BEGIN DOCUMENT TEXT

Generating a Gene Expression Matrix

Most analyses have two stages: data reduction and biological analysis. Statistical analyses of scRNA-seq data take as their starting point an expression matrix, where each row represents a gene and each column represents a sample (in scRNAseq a cell). Each entry in the matrix represents the number of reads (expression level) of a particular gene in a given sample (cell). In most cases the number of unique reads (post umi filtering) assigned to that gene in that sample/cell. Generating the expression matrix often involves some, or all, of the following.

Preprocessing and mapping reads

Raw fastq files first need to be preprocessed, extracting any elements that are a part of the sequence read.

• Library Barcode (library Index) - Used to pool multiple libraries on one sequencing lane
• Cell Barcode (10x Barcode) – Used to identify the cell the read came from
• Unique Molecular Index (UMI) – Used to identify reads that arise during PCR replication
• Sequencing Read – Used to identify the gene a read came from

The remaining sequences are mapped to a reference genome. We tend to use the STAR aligner. For large full-transcript datasets from well annotated organisms (e.g. mouse, human) pseudo-alignment methods (e.g. Kallisto, Salmon) are also a good choice for alignment. For full-length datasets with tens- or hundreds of thousands of reads per cell pseudo-aligners become more appealing since their run-time can be several orders of magnitude less than traditional aligners.

Note, if spike-ins are used, the spike-in sequences should be added to the reference sequence prior to mapping.

Mapping QC

After aligning sequence data to the genome we should evaluate the quality of the mapping. There are many ways to measure the mapping quality, including: percentage mapped, amount of reads which map to rRNA/tRNAs, proportion of uniquely mapped reads, reads mapping across splice junctions, read depth along the transcripts, etc. Methods developed for bulk RNAseq, such as RSeQC and samtools, are applicable to single-cell data:

Gene Counting

STAR, Kallisto, and Salmon all quantify the expression level of each gene for each cell as a part of its output. If UMIs were used, duplicates need to be first marked and then gene expression levels recounted. The packages (UMI-tools)[https://github.com/CGATOxford/UMI-tools) can be used to process and correct UMIs.

Specific steps to be performed are dependent on the type of library, the element layout of the read, and the sequencing parameters.

scRNAseq Libraries

Generating scRNAseq libraries is currently an active area of research with several protocols being published in the last few years, including:

• CEL-seq Hashimshony, 2012
• CEL-seq2 Hashimshony, 2016
• DroNC-seq Habib, 2017
• Drop-seq Macosko, 2015
• InDrop-seq Klein, 2015
• MATQ-seq Sheng, 2017_2018
• MARS-seq Jaitin, 2014
• SCRB-seq Soumillon, 2014
• Seq-well Gierahn, 2017
• Smart-seq Picelli, 2014
• Smart-seq2 Picelli, 2014
• SMARTer clontech
• STRT-seq Islam, 2014

Differences between the methods are are in how they capture and quantify gene expression (either full-length or tag-based).

END DOCUMENT TEXT
BEGIN DATA

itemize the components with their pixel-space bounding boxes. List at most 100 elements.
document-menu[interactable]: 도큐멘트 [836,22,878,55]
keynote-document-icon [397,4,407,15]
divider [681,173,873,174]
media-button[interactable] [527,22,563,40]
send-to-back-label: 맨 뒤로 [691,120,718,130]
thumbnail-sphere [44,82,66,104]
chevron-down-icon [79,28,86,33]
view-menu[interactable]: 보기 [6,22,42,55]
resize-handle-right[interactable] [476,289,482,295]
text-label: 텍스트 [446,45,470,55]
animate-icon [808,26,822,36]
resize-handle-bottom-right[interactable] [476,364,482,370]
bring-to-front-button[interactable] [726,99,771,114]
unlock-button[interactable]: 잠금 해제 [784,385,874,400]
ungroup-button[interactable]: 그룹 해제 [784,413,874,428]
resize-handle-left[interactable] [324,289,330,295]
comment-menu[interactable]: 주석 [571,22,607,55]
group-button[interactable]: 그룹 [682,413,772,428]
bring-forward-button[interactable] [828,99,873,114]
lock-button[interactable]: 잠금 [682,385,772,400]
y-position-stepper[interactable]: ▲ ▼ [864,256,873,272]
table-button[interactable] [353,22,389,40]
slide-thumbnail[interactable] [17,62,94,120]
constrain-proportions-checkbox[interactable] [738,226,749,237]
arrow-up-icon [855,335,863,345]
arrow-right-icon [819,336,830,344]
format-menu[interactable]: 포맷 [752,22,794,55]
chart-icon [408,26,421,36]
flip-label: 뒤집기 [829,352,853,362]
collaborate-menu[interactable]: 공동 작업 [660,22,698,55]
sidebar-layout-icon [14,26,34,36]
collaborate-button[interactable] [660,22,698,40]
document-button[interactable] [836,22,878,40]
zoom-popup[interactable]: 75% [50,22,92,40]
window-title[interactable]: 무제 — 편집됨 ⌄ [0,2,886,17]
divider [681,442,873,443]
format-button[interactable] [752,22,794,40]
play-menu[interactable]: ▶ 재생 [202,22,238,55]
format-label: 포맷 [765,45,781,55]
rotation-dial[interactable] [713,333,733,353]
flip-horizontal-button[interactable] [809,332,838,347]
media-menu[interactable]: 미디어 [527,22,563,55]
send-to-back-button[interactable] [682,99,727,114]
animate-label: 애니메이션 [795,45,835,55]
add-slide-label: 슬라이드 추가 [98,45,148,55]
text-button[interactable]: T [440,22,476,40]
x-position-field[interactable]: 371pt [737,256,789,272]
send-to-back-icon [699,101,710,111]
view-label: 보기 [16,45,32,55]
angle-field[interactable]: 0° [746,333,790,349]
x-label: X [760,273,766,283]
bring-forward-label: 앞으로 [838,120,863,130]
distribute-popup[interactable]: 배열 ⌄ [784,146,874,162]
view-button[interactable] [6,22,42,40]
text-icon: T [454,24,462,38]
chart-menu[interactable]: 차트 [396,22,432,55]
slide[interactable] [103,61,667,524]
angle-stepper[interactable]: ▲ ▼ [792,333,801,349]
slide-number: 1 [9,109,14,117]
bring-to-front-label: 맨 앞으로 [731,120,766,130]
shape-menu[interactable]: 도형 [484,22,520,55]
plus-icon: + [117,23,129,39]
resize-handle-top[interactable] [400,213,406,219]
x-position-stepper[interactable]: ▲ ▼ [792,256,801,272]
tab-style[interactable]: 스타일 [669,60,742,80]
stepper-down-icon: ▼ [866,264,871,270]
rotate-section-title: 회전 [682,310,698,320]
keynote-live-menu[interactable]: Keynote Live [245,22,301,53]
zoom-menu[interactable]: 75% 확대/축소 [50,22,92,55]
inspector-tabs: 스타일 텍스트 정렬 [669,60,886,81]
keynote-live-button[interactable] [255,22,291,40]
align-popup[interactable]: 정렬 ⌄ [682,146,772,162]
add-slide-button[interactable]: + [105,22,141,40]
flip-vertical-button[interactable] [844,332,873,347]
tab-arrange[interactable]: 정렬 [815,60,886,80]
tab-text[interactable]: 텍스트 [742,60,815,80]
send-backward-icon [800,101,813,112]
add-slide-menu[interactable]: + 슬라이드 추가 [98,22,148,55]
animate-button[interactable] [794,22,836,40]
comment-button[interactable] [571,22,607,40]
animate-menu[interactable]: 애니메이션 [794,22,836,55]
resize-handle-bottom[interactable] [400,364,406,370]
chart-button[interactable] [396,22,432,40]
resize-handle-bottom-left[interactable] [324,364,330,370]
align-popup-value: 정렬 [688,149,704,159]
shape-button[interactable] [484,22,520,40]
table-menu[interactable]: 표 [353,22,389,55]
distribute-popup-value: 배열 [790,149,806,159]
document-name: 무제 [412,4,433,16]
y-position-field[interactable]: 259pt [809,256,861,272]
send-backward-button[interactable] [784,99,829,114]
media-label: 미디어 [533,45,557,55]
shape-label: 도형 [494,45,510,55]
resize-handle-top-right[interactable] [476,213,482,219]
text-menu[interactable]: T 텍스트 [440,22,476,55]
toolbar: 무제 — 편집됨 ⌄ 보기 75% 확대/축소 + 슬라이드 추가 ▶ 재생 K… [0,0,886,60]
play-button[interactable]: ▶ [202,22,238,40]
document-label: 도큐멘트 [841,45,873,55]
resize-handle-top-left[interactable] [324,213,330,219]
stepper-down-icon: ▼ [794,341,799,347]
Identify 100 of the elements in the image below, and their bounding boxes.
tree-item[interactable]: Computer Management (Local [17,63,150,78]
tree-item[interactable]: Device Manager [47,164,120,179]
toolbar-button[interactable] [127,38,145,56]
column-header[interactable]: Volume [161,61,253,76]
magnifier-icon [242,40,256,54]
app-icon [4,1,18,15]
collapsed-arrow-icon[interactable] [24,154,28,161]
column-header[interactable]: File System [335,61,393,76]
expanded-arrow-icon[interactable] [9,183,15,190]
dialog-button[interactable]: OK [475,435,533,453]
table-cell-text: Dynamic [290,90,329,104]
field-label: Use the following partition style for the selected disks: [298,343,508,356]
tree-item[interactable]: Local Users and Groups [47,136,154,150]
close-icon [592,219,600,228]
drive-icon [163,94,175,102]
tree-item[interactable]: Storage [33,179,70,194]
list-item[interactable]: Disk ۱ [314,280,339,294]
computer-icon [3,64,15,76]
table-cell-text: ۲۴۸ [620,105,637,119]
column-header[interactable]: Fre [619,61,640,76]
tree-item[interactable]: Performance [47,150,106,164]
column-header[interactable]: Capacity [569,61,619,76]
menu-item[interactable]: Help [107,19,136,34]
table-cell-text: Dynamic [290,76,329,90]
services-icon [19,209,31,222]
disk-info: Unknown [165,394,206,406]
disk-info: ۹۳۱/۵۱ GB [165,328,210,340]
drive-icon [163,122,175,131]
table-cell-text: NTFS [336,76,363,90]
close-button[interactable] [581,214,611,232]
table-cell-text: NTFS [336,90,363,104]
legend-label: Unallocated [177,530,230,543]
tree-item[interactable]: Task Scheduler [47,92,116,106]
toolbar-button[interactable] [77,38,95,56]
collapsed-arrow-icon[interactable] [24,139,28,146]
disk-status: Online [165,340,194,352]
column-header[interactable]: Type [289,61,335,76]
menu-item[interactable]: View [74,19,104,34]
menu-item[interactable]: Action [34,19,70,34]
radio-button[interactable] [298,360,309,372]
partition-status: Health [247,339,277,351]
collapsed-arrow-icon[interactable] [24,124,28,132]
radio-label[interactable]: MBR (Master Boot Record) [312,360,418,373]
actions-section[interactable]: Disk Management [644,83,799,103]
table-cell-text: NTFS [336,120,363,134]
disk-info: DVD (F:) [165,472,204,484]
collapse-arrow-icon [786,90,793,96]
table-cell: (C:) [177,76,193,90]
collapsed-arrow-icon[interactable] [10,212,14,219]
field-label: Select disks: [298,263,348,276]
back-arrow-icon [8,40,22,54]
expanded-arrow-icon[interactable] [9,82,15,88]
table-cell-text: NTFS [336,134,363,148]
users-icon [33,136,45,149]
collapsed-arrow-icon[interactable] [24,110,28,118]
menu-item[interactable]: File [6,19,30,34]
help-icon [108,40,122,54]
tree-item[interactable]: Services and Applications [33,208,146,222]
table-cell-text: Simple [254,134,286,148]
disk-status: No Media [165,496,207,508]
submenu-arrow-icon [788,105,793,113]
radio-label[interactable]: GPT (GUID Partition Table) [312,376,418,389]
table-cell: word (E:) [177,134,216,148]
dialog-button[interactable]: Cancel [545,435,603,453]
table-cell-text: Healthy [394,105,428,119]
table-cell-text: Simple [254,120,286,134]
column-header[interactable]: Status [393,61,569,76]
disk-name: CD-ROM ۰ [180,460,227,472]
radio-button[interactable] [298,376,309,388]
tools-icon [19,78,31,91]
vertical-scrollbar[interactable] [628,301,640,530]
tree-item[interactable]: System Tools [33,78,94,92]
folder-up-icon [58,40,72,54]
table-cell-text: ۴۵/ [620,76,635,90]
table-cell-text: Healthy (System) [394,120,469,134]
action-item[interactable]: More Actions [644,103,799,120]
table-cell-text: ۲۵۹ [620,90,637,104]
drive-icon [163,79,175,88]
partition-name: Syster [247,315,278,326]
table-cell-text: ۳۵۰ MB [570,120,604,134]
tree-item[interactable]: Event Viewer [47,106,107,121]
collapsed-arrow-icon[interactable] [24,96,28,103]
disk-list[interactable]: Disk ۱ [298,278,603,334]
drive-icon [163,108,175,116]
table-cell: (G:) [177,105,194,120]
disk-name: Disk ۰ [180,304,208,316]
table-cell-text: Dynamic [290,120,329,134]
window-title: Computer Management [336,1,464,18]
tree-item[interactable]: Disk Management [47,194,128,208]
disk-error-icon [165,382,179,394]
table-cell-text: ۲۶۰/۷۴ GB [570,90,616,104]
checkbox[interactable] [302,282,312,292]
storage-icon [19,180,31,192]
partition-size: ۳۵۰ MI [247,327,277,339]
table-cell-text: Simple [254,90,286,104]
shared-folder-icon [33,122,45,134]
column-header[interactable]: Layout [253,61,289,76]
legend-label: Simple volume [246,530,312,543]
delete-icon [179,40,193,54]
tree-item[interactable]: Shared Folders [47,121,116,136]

END DATA

§ **REQUIRED ACTION 1**: According to the gene expression matrix text, which aligner do the authors tend to use for mapping reads to a reference genome?
§ **REQUIRED ACTION 2**: Rewrite everything in the gene expression matrix text from "After aligning sequence" down to "the sequencing parameters.", changing "single-cell data" to "scRNA-seq data".

§ **WRITTEN SOLUTION 1**: The STAR aligner.

§ **WRITTEN SOLUTION 2**:
After aligning sequence data to the genome we should evaluate the quality of the mapping. There are many ways to measure the mapping quality, including: percentage mapped, amount of reads which map to rRNA/tRNAs, proportion of uniquely mapped reads, reads mapping across splice junctions, read depth along the transcripts, etc. Methods developed for bulk RNAseq, such as RSeQC and samtools, are applicable to scRNA-seq data:

Gene Counting

STAR, Kallisto, and Salmon all quantify the expression level of each gene for each cell as a part of its output. If UMIs were used, duplicates need to be first marked and then gene expression levels recounted. The packages (UMI-tools)[https://github.com/CGATOxford/UMI-tools) can be used to process and correct UMIs.

Specific steps to be performed are dependent on the type of library, the element layout of the read, and the sequencing parameters.